Scan the data below for the string "Absorbed". Show every line where it turns up.

Entries from a visual dataset:
^^^^^^^^

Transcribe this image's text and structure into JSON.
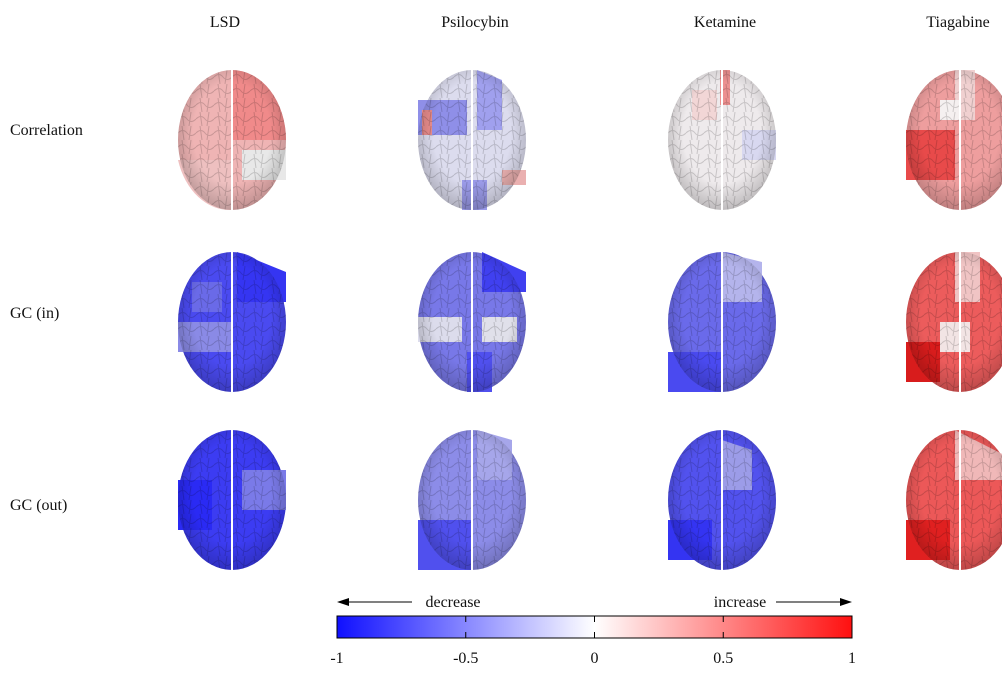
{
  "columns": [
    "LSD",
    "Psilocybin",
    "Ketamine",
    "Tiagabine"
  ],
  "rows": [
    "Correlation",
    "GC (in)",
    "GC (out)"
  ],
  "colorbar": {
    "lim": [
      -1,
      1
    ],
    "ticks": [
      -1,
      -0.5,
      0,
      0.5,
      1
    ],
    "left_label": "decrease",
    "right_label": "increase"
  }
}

^^^^^^^^

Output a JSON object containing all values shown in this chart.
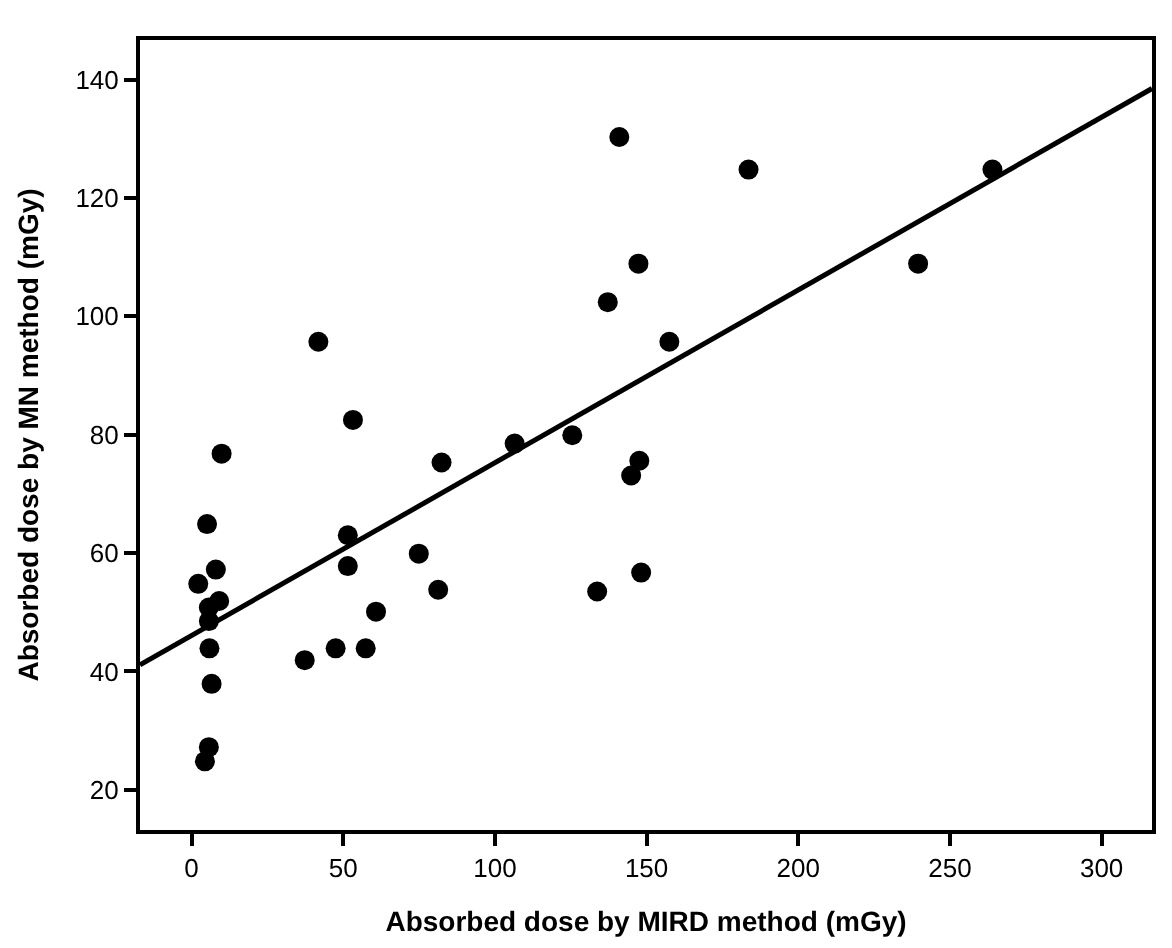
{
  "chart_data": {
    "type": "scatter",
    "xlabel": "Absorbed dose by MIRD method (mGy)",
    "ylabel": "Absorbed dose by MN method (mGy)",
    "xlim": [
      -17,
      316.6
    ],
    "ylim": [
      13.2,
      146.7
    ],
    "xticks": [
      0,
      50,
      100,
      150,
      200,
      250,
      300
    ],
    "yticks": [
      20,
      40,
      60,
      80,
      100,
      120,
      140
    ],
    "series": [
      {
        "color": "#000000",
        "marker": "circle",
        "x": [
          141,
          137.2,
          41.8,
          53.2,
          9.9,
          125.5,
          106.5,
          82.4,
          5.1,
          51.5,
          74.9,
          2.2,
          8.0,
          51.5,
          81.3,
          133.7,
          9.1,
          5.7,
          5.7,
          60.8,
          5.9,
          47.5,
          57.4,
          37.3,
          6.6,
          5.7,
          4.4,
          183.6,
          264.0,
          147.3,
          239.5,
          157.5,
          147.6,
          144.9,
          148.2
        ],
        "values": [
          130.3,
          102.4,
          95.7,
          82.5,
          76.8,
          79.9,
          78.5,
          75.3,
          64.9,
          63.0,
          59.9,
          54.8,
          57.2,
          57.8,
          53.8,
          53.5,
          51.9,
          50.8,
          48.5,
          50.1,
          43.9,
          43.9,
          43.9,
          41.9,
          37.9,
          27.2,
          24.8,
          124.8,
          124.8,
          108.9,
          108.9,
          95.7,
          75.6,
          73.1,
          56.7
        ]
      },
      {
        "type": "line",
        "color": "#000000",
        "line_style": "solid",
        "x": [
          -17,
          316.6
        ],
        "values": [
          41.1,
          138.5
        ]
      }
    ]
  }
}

^^^^^^^^

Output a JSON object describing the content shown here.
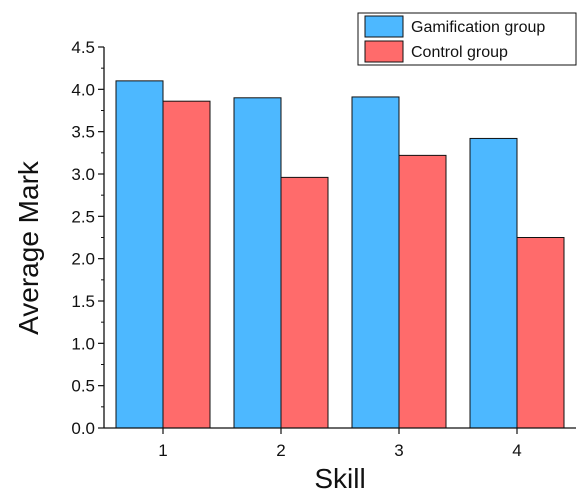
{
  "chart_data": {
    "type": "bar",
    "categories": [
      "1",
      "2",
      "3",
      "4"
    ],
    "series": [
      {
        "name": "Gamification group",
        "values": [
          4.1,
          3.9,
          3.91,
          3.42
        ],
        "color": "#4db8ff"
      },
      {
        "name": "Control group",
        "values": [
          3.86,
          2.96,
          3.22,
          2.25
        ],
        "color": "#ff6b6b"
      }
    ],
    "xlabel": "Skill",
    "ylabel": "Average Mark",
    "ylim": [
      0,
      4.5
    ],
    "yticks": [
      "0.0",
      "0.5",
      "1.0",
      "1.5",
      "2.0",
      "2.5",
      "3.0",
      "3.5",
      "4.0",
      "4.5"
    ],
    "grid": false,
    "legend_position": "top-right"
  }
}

^^^^^^^^

Result:
    "xlabel": "Absorbed dose by MIRD method (mGy)",
    "ylabel": "Absorbed dose by MN method (mGy)",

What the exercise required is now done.